* [Problem]: Wherever the string "name" appears in a line, extract that line.

* [Extracted data]:
───

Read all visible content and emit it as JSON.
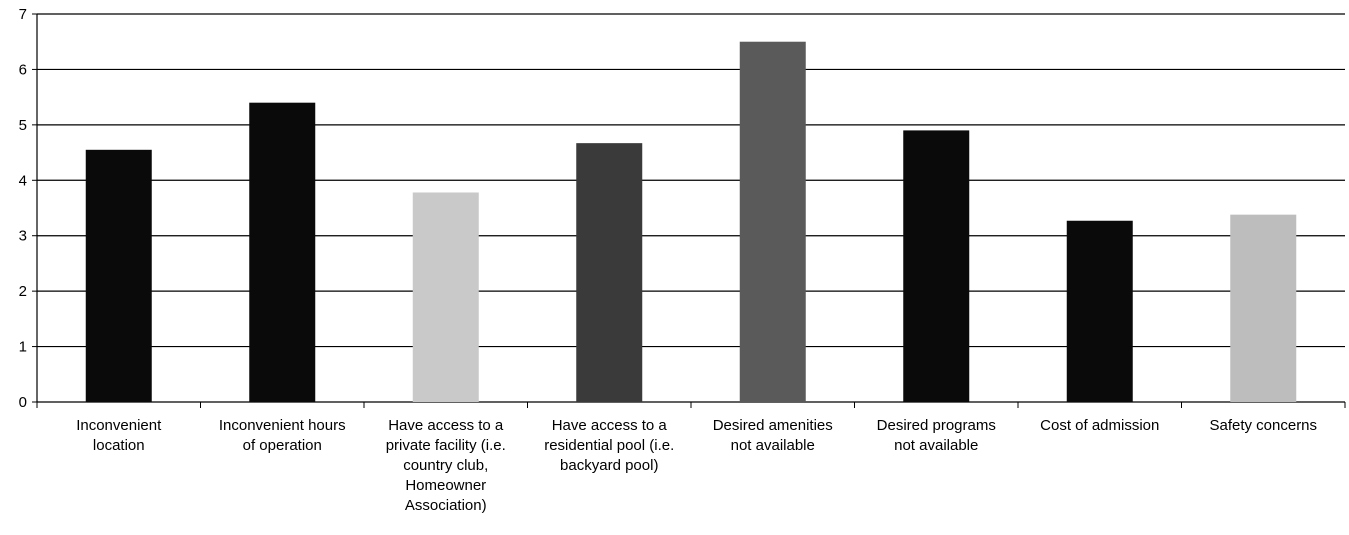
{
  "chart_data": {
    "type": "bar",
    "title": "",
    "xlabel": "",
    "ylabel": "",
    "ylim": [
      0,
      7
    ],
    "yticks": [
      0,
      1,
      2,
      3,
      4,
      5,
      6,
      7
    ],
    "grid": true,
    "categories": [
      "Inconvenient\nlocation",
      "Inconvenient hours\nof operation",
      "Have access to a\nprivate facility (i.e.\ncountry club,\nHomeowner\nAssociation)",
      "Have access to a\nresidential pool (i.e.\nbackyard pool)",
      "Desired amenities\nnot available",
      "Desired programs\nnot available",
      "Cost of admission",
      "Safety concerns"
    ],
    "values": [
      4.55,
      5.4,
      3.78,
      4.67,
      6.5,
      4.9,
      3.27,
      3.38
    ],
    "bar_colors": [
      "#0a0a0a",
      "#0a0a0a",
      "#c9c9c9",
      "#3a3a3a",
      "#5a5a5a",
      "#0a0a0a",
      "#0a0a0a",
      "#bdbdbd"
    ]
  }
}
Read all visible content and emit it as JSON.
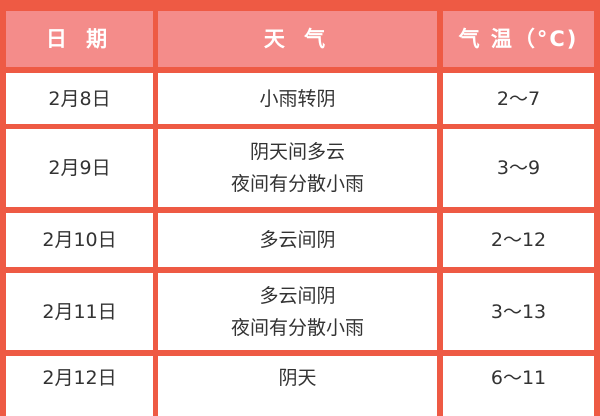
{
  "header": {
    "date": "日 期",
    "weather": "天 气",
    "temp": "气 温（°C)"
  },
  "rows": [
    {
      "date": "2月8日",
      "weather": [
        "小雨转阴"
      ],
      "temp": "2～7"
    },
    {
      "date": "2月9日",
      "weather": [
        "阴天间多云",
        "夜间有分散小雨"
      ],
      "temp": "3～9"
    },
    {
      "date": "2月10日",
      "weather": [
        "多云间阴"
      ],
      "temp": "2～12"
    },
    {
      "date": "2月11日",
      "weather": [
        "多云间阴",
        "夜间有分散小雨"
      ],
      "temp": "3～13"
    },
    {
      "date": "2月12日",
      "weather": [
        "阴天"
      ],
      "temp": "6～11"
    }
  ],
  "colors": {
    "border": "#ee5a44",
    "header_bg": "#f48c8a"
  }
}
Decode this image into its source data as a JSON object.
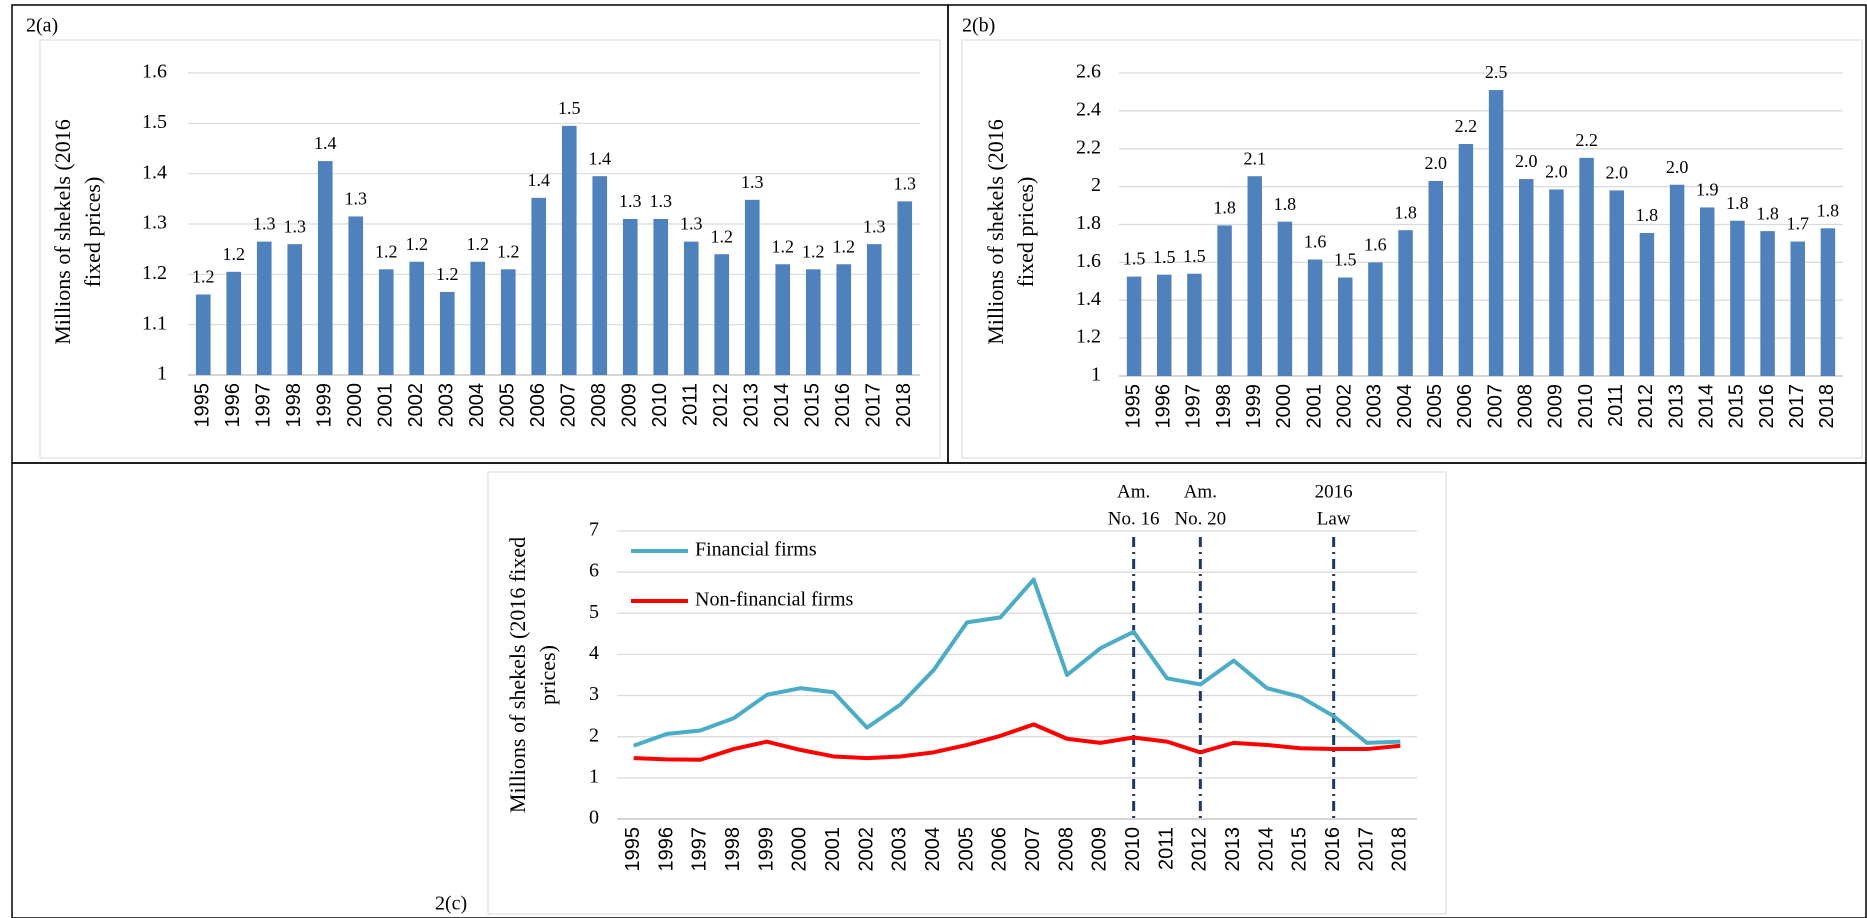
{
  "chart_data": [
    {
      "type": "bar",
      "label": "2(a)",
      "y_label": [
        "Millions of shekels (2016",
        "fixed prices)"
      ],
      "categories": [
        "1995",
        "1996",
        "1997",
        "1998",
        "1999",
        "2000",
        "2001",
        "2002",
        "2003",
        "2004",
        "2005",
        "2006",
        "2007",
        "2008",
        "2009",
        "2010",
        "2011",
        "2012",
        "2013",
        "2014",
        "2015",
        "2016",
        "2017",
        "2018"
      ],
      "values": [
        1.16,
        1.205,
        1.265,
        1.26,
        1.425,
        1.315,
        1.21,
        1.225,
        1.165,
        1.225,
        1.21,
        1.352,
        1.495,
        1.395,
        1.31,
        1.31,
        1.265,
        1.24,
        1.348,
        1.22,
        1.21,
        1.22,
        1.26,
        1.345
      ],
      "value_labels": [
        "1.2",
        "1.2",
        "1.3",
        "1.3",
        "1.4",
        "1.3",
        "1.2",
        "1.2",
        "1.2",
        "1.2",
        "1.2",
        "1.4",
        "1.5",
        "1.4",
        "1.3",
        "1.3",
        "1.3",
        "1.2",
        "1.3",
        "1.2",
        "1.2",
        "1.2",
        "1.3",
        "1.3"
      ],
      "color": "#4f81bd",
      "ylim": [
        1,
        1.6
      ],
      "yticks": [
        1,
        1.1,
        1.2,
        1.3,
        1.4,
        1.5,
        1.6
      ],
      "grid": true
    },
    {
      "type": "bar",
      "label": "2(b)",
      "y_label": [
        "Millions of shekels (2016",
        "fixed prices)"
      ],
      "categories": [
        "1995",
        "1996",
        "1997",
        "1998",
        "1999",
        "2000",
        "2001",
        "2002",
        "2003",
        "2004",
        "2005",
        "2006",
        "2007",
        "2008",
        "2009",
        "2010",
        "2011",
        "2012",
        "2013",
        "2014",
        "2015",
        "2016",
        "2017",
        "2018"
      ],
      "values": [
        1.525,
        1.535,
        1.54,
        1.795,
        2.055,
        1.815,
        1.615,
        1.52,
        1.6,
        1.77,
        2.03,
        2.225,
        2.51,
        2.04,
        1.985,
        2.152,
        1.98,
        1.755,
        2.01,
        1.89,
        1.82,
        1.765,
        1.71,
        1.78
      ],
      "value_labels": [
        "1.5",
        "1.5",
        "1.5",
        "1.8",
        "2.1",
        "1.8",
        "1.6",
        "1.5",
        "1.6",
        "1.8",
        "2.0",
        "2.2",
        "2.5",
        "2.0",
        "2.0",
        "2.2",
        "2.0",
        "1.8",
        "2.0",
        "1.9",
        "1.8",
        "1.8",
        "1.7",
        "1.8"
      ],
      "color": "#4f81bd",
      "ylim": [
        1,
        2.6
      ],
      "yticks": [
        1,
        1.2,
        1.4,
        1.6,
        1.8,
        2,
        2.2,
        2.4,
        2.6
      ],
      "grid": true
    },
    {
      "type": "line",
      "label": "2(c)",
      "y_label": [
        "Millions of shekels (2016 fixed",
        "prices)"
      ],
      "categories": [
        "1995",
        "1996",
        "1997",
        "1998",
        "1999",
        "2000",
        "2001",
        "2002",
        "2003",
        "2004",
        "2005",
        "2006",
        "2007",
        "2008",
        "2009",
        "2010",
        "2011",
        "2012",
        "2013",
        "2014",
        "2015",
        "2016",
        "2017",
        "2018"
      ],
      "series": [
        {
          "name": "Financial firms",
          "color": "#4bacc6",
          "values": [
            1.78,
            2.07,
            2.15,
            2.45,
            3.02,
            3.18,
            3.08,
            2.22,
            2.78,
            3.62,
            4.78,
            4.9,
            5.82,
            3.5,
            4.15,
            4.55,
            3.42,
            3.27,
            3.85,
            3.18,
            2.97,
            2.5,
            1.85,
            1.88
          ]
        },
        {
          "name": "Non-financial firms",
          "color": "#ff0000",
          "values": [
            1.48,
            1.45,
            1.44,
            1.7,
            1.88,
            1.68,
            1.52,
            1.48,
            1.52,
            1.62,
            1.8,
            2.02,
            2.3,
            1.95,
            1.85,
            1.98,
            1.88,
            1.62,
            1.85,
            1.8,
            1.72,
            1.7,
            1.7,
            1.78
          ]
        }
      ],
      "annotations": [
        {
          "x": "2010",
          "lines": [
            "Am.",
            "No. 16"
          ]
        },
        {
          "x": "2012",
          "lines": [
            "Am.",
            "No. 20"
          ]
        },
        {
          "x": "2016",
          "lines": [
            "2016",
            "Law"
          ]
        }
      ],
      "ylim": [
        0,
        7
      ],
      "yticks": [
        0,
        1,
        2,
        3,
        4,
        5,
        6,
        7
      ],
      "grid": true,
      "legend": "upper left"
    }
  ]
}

───

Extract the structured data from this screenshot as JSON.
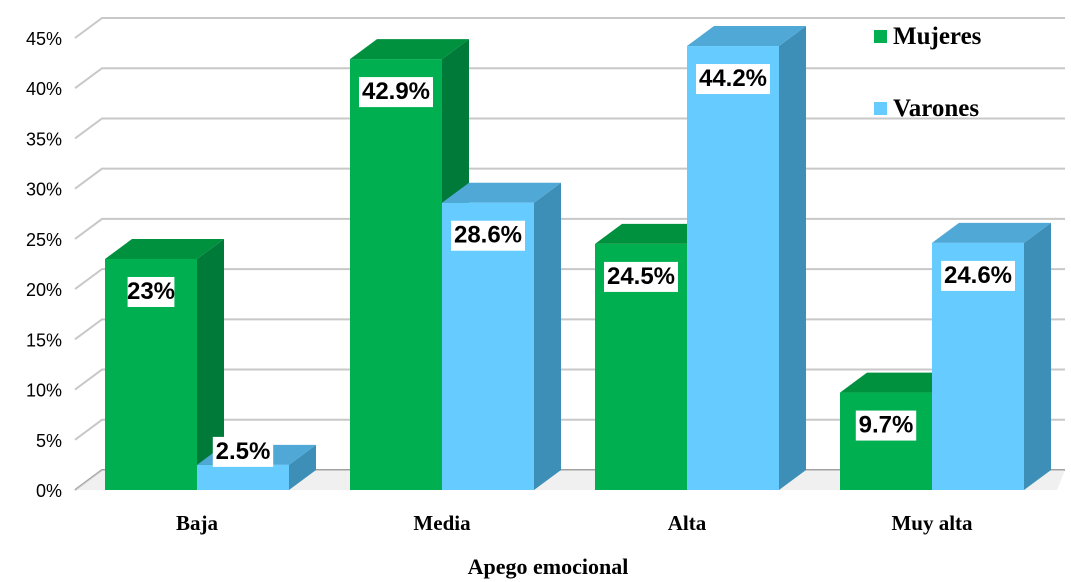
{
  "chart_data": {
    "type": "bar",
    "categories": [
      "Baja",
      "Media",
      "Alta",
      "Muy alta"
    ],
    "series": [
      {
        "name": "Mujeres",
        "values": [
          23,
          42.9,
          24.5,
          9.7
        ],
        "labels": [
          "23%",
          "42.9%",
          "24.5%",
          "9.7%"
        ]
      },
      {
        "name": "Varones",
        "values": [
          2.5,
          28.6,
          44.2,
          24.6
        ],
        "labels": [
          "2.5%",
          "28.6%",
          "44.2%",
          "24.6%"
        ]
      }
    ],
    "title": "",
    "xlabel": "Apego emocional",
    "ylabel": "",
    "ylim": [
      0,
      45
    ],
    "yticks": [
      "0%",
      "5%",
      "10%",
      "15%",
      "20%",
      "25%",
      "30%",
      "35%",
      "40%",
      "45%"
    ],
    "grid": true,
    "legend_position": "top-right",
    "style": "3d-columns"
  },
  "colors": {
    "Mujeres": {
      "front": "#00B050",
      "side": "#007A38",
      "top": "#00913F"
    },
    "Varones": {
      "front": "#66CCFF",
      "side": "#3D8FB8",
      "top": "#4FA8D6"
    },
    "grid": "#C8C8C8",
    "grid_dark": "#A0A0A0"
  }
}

───

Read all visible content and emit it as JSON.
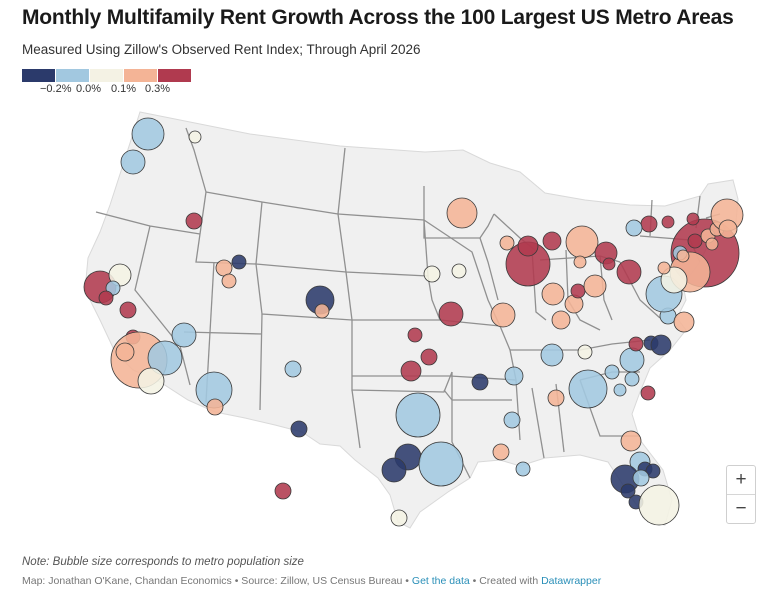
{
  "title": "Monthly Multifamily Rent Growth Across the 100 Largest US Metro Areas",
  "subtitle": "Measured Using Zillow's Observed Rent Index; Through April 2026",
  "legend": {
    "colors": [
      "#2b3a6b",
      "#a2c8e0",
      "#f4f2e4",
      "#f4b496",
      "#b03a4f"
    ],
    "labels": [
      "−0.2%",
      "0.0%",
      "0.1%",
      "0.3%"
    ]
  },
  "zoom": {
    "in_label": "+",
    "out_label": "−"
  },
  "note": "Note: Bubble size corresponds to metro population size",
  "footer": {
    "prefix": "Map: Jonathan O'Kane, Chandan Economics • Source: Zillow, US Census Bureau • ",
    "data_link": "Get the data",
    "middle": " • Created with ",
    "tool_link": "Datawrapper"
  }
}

───

* [Written response]:
          "name": "Financial firms",
          "name": "Non-financial firms",
        "name": "Mujeres",
        "name": "Varones",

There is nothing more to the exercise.